**Data records**:

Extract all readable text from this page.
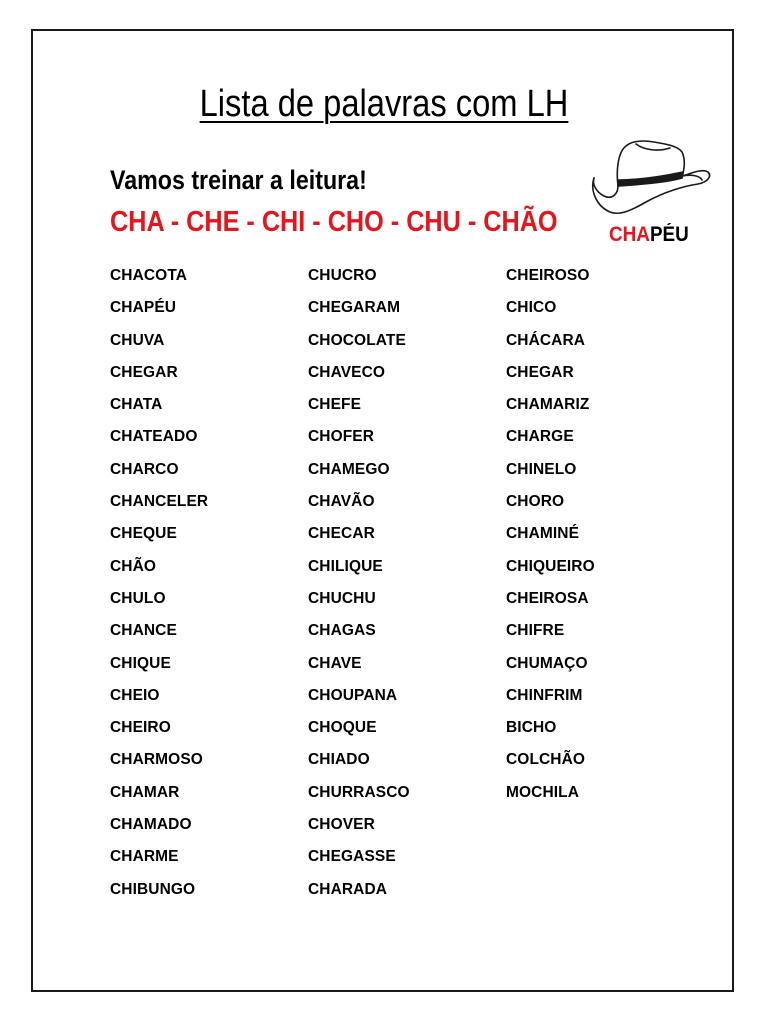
Lista de palavras com LH
Vamos treinar a leitura!
CHA - CHE - CHI - CHO - CHU - CHÃO CHAPÉU
CHACOTA
CHAPÉU
CHUVA
CHEGAR
CHATA
CHATEADO
CHARCO
CHANCELER
CHEQUE
CHÃO
CHULO
CHANCE
CHIQUE
CHEIO
CHEIRO
CHARMOSO
CHAMAR
CHAMADO
CHARME
CHIBUNGO
CHUCRO
CHEGARAM
CHOCOLATE
CHAVECO
CHEFE
CHOFER
CHAMEGO
CHAVÃO
CHECAR
CHILIQUE
CHUCHU
CHAGAS
CHAVE
CHOUPANA
CHOQUE
CHIADO
CHURRASCO
CHOVER
CHEGASSE
CHARADA
CHEIROSO
CHICO
CHÁCARA
CHEGAR
CHAMARIZ
CHARGE
CHINELO
CHORO
CHAMINÉ
CHIQUEIRO
CHEIROSA
CHIFRE
CHUMAÇO
CHINFRIM
BICHO
COLCHÃO
MOCHILA
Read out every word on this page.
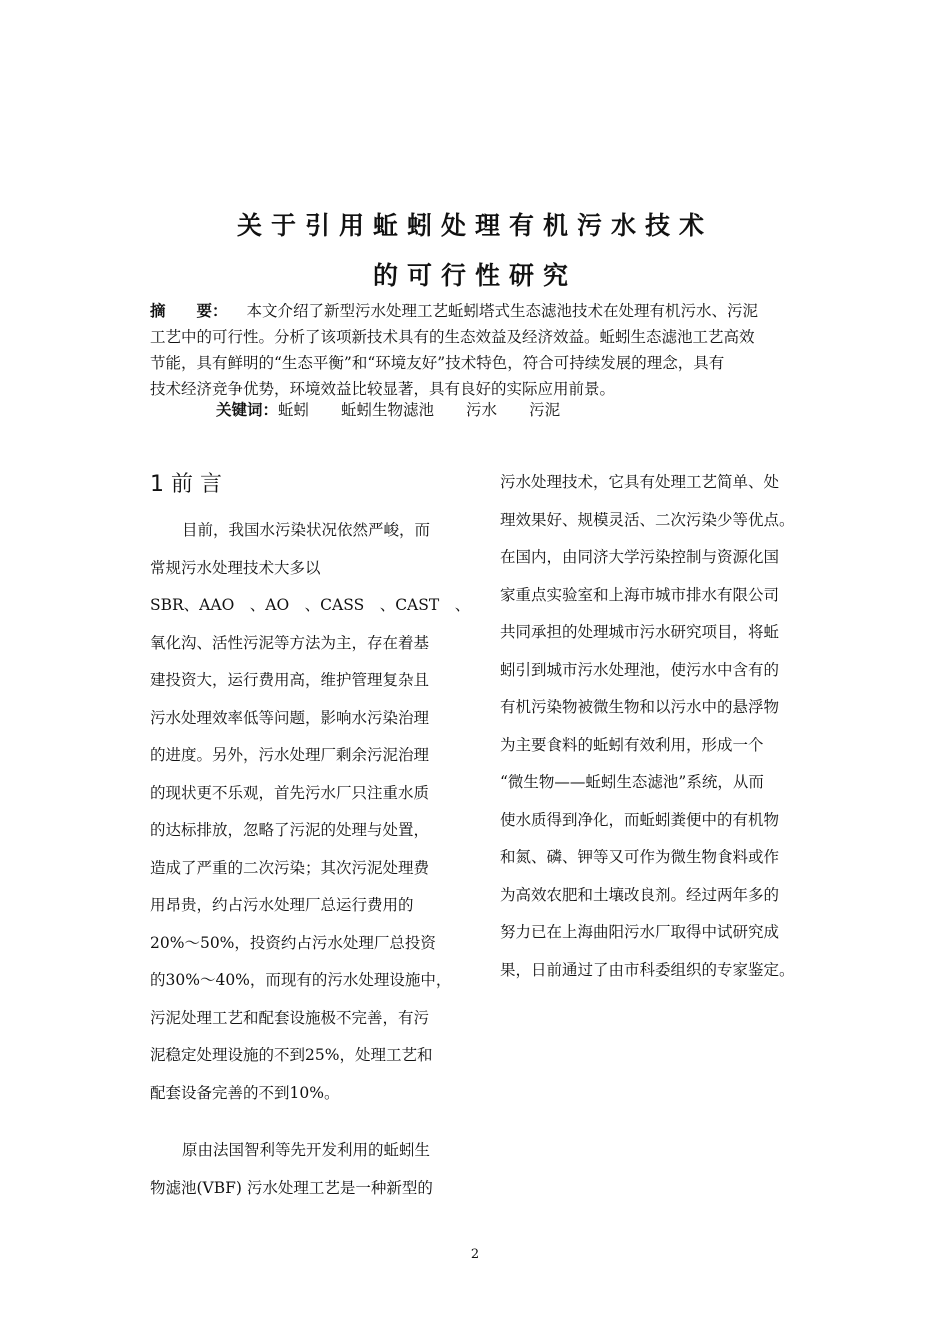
关于引用蚯蚓处理有机污水技术
的可行性研究
摘　　要： 本文介绍了新型污水处理工艺蚯蚓塔式生态滤池技术在处理有机污水、污泥
工艺中的可行性。分析了该项新技术具有的生态效益及经济效益。蚯蚓生态滤池工艺高效
节能，具有鲜明的“生态平衡”和“环境友好”技术特色，符合可持续发展的理念，具有
技术经济竞争优势，环境效益比较显著，具有良好的实际应用前景。
关键词：蚯蚓 蚯蚓生物滤池 污水 污泥
1 前 言
目前，我国水污染状况依然严峻，而
常规污水处理技术大多以
SBR、AAO　、AO　、CASS　、CAST　、
氧化沟、活性污泥等方法为主，存在着基
建投资大，运行费用高，维护管理复杂且
污水处理效率低等问题，影响水污染治理
的进度。另外，污水处理厂剩余污泥治理
的现状更不乐观，首先污水厂只注重水质
的达标排放，忽略了污泥的处理与处置，
造成了严重的二次污染；其次污泥处理费
用昂贵，约占污水处理厂总运行费用的
20%～50%，投资约占污水处理厂总投资
的30%～40%，而现有的污水处理设施中，
污泥处理工艺和配套设施极不完善，有污
泥稳定处理设施的不到25%，处理工艺和
配套设备完善的不到10%。
原由法国智利等先开发利用的蚯蚓生
物滤池(VBF) 污水处理工艺是一种新型的
污水处理技术，它具有处理工艺简单、处
理效果好、规模灵活、二次污染少等优点。
在国内，由同济大学污染控制与资源化国
家重点实验室和上海市城市排水有限公司
共同承担的处理城市污水研究项目，将蚯
蚓引到城市污水处理池，使污水中含有的
有机污染物被微生物和以污水中的悬浮物
为主要食料的蚯蚓有效利用，形成一个
“微生物——蚯蚓生态滤池”系统，从而
使水质得到净化，而蚯蚓粪便中的有机物
和氮、磷、钾等又可作为微生物食料或作
为高效农肥和土壤改良剂。经过两年多的
努力已在上海曲阳污水厂取得中试研究成
果，日前通过了由市科委组织的专家鉴定。
2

**Goal**: Locate the lines above that hold the word "CHAPÉU". Show every one of them.

**Expected answer**:
CHA - CHE - CHI - CHO - CHU - CHÃO CHAPÉU
CHAPÉU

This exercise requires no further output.